__TASK STATEMENT__
Copy out the entries exactly, from the first line to the last.

__PROVIDED MATERIAL__
-.-.-
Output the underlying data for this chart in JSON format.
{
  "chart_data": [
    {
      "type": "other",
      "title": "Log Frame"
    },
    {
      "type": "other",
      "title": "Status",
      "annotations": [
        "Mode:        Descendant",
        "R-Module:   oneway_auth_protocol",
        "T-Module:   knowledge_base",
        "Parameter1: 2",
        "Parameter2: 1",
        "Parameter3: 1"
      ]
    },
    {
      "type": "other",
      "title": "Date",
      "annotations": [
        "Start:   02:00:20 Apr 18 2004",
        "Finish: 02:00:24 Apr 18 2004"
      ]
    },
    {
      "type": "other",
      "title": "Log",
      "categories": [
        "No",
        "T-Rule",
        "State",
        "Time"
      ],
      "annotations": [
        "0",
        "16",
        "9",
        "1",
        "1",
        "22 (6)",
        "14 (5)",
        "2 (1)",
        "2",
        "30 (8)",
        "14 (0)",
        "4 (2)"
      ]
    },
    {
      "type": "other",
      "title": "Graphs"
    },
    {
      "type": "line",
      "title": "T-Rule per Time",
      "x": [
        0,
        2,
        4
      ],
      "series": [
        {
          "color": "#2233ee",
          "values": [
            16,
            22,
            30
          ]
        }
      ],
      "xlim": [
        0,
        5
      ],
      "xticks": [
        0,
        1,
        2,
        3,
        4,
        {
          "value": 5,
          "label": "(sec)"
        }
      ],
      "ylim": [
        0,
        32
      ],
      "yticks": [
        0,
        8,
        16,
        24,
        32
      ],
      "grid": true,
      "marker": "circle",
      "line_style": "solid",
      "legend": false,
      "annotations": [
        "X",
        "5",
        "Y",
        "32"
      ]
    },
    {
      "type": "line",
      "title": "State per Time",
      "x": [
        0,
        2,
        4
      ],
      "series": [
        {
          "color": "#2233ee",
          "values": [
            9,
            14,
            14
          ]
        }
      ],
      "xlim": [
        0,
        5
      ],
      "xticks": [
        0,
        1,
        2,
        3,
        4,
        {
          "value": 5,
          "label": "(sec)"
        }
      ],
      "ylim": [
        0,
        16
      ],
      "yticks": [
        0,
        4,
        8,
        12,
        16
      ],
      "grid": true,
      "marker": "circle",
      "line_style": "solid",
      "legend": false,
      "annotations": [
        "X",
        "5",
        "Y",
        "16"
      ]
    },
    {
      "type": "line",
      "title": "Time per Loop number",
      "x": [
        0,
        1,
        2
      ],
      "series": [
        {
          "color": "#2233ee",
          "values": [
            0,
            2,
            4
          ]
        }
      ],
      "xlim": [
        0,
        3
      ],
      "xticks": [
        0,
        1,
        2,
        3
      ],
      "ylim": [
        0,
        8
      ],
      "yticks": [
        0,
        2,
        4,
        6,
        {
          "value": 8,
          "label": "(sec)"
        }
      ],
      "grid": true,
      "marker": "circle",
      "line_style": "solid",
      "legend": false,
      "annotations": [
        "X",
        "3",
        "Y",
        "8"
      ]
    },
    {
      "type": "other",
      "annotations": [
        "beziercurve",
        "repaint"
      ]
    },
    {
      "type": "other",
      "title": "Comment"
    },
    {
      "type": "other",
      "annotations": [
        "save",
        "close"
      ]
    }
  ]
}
-.-.-
__TASK OUTPUT__
Output the underlying data for this chart in JSON format.
{
  "chart_data": [
    {
      "type": "other",
      "title": "Log Frame"
    },
    {
      "type": "other",
      "title": "Status",
      "annotations": [
        "Mode:        Descendant",
        "R-Module:   oneway_auth_protocol",
        "T-Module:   knowledge_base",
        "Parameter1: 2",
        "Parameter2: 1",
        "Parameter3: 1"
      ]
    },
    {
      "type": "other",
      "title": "Date",
      "annotations": [
        "Start:   02:00:20 Apr 18 2004",
        "Finish: 02:00:24 Apr 18 2004"
      ]
    },
    {
      "type": "other",
      "title": "Log",
      "categories": [
        "No",
        "T-Rule",
        "State",
        "Time"
      ],
      "annotations": [
        "0",
        "16",
        "9",
        "1",
        "1",
        "22 (6)",
        "14 (5)",
        "2 (1)",
        "2",
        "30 (8)",
        "14 (0)",
        "4 (2)"
      ]
    },
    {
      "type": "other",
      "title": "Graphs"
    },
    {
      "type": "line",
      "title": "T-Rule per Time",
      "x": [
        0,
        2,
        4
      ],
      "series": [
        {
          "color": "#2233ee",
          "values": [
            16,
            22,
            30
          ]
        }
      ],
      "xlim": [
        0,
        5
      ],
      "xticks": [
        0,
        1,
        2,
        3,
        4,
        {
          "value": 5,
          "label": "(sec)"
        }
      ],
      "ylim": [
        0,
        32
      ],
      "yticks": [
        0,
        8,
        16,
        24,
        32
      ],
      "grid": true,
      "marker": "circle",
      "line_style": "solid",
      "legend": false,
      "annotations": [
        "X",
        "5",
        "Y",
        "32"
      ]
    },
    {
      "type": "line",
      "title": "State per Time",
      "x": [
        0,
        2,
        4
      ],
      "series": [
        {
          "color": "#2233ee",
          "values": [
            9,
            14,
            14
          ]
        }
      ],
      "xlim": [
        0,
        5
      ],
      "xticks": [
        0,
        1,
        2,
        3,
        4,
        {
          "value": 5,
          "label": "(sec)"
        }
      ],
      "ylim": [
        0,
        16
      ],
      "yticks": [
        0,
        4,
        8,
        12,
        16
      ],
      "grid": true,
      "marker": "circle",
      "line_style": "solid",
      "legend": false,
      "annotations": [
        "X",
        "5",
        "Y",
        "16"
      ]
    },
    {
      "type": "line",
      "title": "Time per Loop number",
      "x": [
        0,
        1,
        2
      ],
      "series": [
        {
          "color": "#2233ee",
          "values": [
            0,
            2,
            4
          ]
        }
      ],
      "xlim": [
        0,
        3
      ],
      "xticks": [
        0,
        1,
        2,
        3
      ],
      "ylim": [
        0,
        8
      ],
      "yticks": [
        0,
        2,
        4,
        6,
        {
          "value": 8,
          "label": "(sec)"
        }
      ],
      "grid": true,
      "marker": "circle",
      "line_style": "solid",
      "legend": false,
      "annotations": [
        "X",
        "3",
        "Y",
        "8"
      ]
    },
    {
      "type": "other",
      "annotations": [
        "beziercurve",
        "repaint"
      ]
    },
    {
      "type": "other",
      "title": "Comment"
    },
    {
      "type": "other",
      "annotations": [
        "save",
        "close"
      ]
    }
  ]
}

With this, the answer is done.